### Text segment
Δευτέρα 30 Μαρτίου 2015

The Greek Revolution of 1821: Past Contexts, Present Meanings


Zaller Robert

Robert Zaller is Distinguished University Professor of History at Drexel University, and a frequent commentator on Greek affairs.
Three great revolutions of the late eighteenth and early nineteenth centuries helped powerfully to shape our modern world: the American Revolution that began at Lexington and Concord in 1775; the French Revolution signaled by the fall of the Bastille in 1789; and the Greek Revolution of 1821.
The significance of the American Revolution is in little doubt: it established the first democratic republic of modern times, and the blueprint for modern democracy as such. Likewise, the French Revolution challenged, and for a time overthrew Old Regime monarchy in Europe, and heralded the Western Age of Revolution that would climax with the Bolshevik Revolution of 1917. These revolutions were the cornerstones of political and economic modernity, and although their meanings—and their legacy—are still contested today, few would dispute them as transformative events.
The Greek Revolution involved a smaller nation, rising up against a potent and entrenched empire that would continue for nearly a century afterward, and requiring the help of foreign powers for its success. Nonetheless, I would suggest that it was of comparable importance to its two great predecessors, and no less significant as an example and a model.

### Stated goal A
Output the rows below as a Markdown table with the columns "No." and "Line", starting at the first row and ending at the row that contains "callout-pointer xyxy=(540,625,610,632)". Leave out blank lines.

### Records for this exercise
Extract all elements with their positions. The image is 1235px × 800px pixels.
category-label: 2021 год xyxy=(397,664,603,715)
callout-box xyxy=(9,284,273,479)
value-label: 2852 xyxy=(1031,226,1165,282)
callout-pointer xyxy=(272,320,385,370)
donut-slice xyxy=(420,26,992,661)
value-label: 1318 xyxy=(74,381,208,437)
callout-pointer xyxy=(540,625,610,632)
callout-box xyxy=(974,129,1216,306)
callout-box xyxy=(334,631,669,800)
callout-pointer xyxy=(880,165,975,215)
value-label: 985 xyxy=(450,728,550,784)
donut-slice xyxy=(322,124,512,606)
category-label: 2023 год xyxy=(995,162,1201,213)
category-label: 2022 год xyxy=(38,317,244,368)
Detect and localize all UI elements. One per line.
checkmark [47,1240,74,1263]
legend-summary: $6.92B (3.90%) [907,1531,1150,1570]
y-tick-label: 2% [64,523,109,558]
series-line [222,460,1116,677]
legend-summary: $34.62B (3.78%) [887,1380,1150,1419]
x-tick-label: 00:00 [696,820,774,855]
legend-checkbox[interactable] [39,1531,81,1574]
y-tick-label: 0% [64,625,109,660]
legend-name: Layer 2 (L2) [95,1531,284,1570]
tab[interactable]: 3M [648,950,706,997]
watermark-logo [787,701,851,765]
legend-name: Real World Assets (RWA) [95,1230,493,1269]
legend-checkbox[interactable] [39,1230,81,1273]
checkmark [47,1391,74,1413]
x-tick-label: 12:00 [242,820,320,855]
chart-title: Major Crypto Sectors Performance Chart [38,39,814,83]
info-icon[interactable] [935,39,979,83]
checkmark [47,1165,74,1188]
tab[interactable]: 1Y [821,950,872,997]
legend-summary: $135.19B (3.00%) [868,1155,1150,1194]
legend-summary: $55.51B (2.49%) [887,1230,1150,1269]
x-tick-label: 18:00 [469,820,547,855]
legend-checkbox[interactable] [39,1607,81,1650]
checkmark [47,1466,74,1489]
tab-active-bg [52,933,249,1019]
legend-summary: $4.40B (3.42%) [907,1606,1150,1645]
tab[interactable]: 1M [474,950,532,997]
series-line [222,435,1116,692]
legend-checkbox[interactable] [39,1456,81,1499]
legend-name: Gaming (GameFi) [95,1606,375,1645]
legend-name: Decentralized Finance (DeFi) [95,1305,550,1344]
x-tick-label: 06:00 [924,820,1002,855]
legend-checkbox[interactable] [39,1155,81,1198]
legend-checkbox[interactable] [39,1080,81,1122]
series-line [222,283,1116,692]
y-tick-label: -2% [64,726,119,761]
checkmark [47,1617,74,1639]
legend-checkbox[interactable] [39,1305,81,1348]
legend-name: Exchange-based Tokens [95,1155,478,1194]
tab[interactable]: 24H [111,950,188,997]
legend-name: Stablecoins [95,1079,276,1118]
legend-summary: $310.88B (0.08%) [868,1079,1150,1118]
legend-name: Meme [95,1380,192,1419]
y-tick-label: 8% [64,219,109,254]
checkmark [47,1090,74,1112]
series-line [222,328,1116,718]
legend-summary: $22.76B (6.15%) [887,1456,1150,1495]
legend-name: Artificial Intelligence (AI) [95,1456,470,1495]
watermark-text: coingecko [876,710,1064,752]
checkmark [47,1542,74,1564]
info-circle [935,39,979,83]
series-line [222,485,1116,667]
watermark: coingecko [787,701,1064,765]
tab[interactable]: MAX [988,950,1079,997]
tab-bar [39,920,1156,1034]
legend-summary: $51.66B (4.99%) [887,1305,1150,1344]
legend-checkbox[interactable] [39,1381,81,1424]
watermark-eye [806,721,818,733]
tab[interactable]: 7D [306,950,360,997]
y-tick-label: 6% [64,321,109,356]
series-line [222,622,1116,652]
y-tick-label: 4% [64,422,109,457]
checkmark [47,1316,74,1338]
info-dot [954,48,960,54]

### Stated goal B
Print the whole text on the Greek Revolution of 1821 again, word for word.

### Final answer A
| No. | Line |
|---|---|
| 1 | Extract all elements with their positions. The image is 1235px × 800px pixels. |
| 2 | category-label: 2021 год xyxy=(397,664,603,715) |
| 3 | callout-box xyxy=(9,284,273,479) |
| 4 | value-label: 2852 xyxy=(1031,226,1165,282) |
| 5 | callout-pointer xyxy=(272,320,385,370) |
| 6 | donut-slice xyxy=(420,26,992,661) |
| 7 | value-label: 1318 xyxy=(74,381,208,437) |
| 8 | callout-pointer xyxy=(540,625,610,632) |

### Final answer B
Δευτέρα 30 Μαρτίου 2015

The Greek Revolution of 1821: Past Contexts, Present Meanings


Zaller Robert

Robert Zaller is Distinguished University Professor of History at Drexel University, and a frequent commentator on Greek affairs.
Three great revolutions of the late eighteenth and early nineteenth centuries helped powerfully to shape our modern world: the American Revolution that began at Lexington and Concord in 1775; the French Revolution signaled by the fall of the Bastille in 1789; and the Greek Revolution of 1821.
The significance of the American Revolution is in little doubt: it established the first democratic republic of modern times, and the blueprint for modern democracy as such. Likewise, the French Revolution challenged, and for a time overthrew Old Regime monarchy in Europe, and heralded the Western Age of Revolution that would climax with the Bolshevik Revolution of 1917. These revolutions were the cornerstones of political and economic modernity, and although their meanings—and their legacy—are still contested today, few would dispute them as transformative events.
The Greek Revolution involved a smaller nation, rising up against a potent and entrenched empire that would continue for nearly a century afterward, and requiring the help of foreign powers for its success. Nonetheless, I would suggest that it was of comparable importance to its two great predecessors, and no less significant as an example and a model.